Given task: Find the lines of data that contain the string "udzielenie", then list them.

Dataset entries:
—————

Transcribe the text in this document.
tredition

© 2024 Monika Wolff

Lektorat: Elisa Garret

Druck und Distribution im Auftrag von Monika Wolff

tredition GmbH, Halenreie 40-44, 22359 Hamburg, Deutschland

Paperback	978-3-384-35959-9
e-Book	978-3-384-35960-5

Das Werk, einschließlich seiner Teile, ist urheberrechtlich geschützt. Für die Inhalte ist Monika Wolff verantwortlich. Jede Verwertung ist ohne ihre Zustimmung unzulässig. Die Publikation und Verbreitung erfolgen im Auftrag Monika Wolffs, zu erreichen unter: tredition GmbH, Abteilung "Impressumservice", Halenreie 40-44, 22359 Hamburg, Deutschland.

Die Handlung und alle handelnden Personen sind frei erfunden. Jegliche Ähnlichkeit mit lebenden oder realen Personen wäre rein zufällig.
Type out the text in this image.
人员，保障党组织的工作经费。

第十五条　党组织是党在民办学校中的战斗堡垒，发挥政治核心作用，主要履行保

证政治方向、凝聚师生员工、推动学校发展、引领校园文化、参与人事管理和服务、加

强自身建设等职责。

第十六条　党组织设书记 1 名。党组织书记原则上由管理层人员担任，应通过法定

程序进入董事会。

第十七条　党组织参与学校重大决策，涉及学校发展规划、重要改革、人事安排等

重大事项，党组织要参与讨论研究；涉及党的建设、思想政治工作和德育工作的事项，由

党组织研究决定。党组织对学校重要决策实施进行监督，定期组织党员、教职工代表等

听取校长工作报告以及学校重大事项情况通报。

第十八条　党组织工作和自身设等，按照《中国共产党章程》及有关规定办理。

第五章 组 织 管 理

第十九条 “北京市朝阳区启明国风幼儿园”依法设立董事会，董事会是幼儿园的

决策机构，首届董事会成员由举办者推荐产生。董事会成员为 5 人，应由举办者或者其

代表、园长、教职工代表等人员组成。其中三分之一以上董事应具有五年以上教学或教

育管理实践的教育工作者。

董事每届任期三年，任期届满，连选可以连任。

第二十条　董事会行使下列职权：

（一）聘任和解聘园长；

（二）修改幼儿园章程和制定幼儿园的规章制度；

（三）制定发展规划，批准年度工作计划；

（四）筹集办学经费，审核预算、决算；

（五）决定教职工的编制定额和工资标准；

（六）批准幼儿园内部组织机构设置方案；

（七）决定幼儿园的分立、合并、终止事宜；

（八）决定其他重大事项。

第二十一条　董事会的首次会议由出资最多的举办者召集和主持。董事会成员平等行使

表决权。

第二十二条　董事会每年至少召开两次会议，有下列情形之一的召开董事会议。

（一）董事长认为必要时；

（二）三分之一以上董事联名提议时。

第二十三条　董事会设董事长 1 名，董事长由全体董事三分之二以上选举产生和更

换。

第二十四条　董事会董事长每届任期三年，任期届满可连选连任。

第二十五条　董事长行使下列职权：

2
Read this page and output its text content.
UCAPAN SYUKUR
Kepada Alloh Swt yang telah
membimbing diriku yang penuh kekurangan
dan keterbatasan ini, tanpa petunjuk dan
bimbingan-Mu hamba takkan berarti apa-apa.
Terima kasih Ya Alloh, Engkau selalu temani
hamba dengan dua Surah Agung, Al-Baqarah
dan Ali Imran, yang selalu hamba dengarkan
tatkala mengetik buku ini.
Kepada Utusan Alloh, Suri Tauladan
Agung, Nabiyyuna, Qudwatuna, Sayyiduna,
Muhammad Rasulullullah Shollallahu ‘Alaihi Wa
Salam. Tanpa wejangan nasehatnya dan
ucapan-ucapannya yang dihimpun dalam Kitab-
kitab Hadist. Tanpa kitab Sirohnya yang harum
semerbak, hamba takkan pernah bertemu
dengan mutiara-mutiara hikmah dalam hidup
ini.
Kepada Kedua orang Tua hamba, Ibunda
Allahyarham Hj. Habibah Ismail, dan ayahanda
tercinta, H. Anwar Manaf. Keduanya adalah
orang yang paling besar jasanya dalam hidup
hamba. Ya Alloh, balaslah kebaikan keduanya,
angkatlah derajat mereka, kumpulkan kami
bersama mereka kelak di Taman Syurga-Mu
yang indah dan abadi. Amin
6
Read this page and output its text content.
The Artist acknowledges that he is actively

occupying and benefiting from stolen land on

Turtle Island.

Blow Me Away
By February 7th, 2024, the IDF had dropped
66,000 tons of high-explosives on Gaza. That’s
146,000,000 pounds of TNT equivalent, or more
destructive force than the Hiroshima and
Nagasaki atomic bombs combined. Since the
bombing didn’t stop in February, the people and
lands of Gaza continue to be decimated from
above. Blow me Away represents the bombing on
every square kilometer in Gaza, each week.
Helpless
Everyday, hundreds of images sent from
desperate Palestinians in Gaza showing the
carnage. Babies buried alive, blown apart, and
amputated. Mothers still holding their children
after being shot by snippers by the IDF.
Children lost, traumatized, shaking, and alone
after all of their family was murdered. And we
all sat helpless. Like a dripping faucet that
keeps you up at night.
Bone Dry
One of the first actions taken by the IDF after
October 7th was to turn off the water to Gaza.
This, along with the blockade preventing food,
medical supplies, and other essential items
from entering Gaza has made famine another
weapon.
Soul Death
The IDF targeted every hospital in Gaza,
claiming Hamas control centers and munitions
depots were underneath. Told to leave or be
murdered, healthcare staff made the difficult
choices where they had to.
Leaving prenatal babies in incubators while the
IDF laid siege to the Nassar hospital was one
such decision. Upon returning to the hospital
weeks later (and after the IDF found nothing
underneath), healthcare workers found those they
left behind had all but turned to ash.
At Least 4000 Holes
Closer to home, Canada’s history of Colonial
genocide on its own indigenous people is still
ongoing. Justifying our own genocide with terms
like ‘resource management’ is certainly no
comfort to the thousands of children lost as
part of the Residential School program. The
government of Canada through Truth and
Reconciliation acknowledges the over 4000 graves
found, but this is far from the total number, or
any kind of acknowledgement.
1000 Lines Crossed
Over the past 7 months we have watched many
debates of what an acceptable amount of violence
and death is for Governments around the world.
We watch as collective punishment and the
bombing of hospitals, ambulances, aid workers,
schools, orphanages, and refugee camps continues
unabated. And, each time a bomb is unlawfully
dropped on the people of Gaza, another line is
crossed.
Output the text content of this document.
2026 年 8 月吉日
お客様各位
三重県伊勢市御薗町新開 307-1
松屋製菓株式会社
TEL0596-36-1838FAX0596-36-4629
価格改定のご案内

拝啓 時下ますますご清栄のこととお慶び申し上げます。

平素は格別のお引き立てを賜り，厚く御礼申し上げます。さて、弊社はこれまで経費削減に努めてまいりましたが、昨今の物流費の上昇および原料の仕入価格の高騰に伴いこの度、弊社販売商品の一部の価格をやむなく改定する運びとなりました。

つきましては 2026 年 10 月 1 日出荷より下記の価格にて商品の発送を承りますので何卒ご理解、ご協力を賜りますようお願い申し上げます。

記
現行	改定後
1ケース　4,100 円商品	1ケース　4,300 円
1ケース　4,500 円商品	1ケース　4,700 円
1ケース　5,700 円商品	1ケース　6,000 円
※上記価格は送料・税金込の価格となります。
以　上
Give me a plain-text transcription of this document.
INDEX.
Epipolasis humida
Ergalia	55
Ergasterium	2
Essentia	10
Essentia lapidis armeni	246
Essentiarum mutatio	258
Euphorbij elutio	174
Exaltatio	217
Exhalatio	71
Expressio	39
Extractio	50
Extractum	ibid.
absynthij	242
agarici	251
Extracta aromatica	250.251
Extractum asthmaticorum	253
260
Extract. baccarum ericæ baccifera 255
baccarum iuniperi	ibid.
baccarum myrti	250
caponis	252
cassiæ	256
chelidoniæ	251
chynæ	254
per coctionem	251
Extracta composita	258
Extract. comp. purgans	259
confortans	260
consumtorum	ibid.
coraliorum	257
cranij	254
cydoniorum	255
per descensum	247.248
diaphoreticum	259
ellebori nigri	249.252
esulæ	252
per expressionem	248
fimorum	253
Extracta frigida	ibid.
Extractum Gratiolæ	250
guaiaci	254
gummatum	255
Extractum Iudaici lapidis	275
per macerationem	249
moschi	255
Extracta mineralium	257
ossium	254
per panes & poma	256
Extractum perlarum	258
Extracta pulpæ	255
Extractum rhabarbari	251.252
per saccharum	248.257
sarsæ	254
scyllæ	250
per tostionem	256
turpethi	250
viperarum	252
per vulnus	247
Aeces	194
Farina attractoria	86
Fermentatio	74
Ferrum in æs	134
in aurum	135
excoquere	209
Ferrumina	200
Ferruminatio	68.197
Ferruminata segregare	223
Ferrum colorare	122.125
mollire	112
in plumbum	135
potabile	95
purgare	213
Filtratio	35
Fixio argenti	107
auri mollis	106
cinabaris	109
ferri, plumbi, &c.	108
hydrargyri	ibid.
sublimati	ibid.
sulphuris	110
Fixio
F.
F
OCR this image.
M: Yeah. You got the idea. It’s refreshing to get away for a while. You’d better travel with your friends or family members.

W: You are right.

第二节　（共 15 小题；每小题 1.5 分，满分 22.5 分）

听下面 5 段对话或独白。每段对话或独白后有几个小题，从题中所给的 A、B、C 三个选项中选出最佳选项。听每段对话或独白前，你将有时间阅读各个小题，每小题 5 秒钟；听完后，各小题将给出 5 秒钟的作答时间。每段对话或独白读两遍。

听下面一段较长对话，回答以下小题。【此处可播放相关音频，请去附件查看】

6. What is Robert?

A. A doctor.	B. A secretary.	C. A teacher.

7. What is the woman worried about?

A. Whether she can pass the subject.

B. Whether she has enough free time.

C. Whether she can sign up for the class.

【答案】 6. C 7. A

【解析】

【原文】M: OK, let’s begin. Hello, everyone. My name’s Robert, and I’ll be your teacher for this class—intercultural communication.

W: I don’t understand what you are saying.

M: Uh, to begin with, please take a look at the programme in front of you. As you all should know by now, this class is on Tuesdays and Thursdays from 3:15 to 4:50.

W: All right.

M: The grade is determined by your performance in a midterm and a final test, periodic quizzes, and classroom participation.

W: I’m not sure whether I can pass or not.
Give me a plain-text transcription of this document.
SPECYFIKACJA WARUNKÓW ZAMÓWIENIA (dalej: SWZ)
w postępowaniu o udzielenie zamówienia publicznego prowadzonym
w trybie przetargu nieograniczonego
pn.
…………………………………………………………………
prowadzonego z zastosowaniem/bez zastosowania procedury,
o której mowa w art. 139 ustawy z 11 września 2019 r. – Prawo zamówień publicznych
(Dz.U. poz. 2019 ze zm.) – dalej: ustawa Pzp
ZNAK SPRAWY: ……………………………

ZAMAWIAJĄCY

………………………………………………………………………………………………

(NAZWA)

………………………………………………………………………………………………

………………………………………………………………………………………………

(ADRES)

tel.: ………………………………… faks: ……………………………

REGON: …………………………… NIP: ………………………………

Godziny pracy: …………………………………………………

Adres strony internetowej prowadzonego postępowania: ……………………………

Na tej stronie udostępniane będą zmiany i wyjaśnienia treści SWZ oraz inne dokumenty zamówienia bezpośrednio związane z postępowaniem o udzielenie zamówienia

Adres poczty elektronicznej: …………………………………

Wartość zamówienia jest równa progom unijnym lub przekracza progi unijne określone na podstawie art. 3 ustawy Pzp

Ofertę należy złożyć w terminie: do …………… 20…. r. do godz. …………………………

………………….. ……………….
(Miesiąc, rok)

—————

Result of the task:
w postępowaniu o udzielenie zamówienia publicznego prowadzonym
Na tej stronie udostępniane będą zmiany i wyjaśnienia treści SWZ oraz inne dokumenty zamówienia bezpośrednio związane z postępowaniem o udzielenie zamówienia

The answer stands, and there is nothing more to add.